(Dataset entries)
--- Begin ---
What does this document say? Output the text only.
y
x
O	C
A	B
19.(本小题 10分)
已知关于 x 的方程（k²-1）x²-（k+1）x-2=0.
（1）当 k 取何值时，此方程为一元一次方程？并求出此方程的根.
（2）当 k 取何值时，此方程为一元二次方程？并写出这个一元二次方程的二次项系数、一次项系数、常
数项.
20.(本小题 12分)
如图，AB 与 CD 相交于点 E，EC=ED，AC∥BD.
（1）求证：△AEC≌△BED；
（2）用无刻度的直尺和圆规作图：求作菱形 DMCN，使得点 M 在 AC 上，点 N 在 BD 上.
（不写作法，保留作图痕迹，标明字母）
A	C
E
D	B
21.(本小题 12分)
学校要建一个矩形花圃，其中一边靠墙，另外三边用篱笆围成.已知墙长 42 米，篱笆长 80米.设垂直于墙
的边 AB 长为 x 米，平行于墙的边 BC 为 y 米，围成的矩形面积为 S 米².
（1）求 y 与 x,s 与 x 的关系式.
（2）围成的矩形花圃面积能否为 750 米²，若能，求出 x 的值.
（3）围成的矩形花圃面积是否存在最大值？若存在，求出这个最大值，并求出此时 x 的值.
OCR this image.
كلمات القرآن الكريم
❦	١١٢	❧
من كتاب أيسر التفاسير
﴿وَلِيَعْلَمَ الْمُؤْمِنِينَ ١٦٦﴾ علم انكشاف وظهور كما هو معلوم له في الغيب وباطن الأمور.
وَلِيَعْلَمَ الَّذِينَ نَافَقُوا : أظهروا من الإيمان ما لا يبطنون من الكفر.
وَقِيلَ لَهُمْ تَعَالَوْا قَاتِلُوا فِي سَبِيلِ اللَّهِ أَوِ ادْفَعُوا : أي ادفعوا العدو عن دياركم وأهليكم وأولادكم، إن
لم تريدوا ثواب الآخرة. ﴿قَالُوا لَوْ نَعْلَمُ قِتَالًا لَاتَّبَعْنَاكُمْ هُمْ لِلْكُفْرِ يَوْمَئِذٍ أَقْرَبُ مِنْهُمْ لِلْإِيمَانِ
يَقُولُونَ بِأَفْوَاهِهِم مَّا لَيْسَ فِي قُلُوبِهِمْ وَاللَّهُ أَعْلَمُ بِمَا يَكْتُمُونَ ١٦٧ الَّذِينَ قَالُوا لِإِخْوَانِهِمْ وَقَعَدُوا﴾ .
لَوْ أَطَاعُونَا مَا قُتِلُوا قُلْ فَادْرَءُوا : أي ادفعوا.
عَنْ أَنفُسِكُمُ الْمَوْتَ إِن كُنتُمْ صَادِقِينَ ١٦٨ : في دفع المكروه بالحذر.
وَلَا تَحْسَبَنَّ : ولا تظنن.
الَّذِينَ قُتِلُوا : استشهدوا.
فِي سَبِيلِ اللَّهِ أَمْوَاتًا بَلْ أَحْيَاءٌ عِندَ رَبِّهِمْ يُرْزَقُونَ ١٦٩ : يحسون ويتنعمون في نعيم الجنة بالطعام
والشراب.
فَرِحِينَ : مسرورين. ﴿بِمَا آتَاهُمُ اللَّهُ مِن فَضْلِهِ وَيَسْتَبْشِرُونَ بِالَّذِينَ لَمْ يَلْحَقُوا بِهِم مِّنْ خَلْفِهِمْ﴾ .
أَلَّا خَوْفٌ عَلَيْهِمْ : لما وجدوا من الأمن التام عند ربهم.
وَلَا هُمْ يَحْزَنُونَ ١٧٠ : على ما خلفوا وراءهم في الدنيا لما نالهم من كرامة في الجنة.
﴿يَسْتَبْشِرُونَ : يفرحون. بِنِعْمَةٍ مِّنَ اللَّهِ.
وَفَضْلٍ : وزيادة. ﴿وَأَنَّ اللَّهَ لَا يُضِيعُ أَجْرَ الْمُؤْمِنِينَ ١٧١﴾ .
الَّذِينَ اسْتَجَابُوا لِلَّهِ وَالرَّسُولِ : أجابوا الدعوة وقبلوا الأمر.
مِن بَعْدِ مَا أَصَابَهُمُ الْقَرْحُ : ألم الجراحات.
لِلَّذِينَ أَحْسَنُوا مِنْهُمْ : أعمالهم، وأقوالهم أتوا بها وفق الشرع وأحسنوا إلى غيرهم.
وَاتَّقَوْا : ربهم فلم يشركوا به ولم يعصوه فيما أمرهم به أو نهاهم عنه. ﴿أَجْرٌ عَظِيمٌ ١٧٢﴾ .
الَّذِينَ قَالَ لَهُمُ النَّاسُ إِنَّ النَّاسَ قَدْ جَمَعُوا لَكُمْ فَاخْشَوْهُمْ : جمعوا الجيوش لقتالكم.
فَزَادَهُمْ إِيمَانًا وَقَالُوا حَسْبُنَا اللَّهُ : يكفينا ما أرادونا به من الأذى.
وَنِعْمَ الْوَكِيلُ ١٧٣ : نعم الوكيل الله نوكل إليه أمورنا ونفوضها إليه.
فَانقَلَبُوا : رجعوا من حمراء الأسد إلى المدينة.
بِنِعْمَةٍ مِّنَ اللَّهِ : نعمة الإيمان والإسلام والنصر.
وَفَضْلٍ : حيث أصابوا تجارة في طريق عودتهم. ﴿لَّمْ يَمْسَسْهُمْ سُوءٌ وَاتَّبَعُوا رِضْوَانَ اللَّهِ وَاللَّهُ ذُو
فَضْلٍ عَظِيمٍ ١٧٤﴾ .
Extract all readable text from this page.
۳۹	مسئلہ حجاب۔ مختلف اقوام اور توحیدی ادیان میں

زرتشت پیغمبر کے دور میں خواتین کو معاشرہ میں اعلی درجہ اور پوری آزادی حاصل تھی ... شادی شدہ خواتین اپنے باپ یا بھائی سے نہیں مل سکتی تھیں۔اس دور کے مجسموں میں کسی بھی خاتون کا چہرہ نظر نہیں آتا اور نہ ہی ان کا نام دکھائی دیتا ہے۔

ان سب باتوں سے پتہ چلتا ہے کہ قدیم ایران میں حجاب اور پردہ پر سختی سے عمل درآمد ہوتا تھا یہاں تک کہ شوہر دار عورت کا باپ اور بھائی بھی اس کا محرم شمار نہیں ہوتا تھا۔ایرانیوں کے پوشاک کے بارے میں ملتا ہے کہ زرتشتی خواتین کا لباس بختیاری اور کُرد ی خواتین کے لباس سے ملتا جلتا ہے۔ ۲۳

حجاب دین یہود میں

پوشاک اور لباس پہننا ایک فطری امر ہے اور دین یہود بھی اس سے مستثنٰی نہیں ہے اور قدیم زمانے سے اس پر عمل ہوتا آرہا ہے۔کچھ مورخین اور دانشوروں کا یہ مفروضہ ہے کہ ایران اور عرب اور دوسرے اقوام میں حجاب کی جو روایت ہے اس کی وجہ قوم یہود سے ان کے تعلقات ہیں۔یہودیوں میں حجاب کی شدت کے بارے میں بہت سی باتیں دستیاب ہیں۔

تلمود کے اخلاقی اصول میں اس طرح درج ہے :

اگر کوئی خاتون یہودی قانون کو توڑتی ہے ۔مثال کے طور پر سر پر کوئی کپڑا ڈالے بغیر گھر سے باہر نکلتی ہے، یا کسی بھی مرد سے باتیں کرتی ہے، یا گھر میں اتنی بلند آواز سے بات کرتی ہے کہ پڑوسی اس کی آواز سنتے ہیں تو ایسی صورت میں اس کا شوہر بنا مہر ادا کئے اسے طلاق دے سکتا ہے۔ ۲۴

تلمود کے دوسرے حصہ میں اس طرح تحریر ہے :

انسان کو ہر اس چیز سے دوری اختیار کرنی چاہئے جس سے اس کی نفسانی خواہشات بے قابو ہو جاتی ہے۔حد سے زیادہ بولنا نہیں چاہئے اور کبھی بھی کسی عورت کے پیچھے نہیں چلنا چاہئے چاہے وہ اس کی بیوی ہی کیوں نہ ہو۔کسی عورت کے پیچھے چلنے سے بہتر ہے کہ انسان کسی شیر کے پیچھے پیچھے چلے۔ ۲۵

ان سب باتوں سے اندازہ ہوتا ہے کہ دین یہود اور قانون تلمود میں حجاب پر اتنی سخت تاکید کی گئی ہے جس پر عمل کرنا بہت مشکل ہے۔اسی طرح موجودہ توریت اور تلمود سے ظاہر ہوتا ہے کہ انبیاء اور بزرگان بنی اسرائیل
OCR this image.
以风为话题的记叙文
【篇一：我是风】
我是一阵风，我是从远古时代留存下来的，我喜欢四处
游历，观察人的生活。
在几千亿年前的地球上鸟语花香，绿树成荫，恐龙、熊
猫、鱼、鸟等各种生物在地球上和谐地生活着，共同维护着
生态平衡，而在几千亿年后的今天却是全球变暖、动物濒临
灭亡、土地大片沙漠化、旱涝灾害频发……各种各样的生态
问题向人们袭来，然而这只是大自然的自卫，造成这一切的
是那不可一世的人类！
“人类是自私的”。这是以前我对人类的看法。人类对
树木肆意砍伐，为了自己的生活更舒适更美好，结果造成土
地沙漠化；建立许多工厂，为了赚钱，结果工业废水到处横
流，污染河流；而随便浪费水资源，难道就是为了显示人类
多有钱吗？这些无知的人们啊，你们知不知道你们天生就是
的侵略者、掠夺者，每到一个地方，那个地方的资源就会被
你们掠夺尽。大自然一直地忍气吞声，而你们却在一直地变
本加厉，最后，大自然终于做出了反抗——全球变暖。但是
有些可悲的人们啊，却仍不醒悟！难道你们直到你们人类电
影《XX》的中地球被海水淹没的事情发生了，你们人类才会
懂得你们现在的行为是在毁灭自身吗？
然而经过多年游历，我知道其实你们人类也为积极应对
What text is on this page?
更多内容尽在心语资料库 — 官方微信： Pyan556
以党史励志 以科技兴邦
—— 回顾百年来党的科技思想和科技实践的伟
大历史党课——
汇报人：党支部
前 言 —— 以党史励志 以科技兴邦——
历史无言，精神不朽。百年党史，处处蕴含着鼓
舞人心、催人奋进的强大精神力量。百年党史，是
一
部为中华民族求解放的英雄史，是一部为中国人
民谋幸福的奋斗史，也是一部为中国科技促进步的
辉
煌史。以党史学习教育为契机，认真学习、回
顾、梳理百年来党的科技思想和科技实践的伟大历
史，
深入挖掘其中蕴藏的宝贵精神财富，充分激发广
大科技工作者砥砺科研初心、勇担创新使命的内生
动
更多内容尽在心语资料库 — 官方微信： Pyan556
--- End ---
> Written instruction
Output the line that contains "What text is on this page?", followed by every later line in the listing, with no line omitted and none added.

> Finished exercise
What text is on this page?
更多内容尽在心语资料库 — 官方微信： Pyan556
以党史励志 以科技兴邦
—— 回顾百年来党的科技思想和科技实践的伟
大历史党课——
汇报人：党支部
前 言 —— 以党史励志 以科技兴邦——
历史无言，精神不朽。百年党史，处处蕴含着鼓
舞人心、催人奋进的强大精神力量。百年党史，是
一
部为中华民族求解放的英雄史，是一部为中国人
民谋幸福的奋斗史，也是一部为中国科技促进步的
辉
煌史。以党史学习教育为契机，认真学习、回
顾、梳理百年来党的科技思想和科技实践的伟大历
史，
深入挖掘其中蕴藏的宝贵精神财富，充分激发广
大科技工作者砥砺科研初心、勇担创新使命的内生
动
更多内容尽在心语资料库 — 官方微信： Pyan556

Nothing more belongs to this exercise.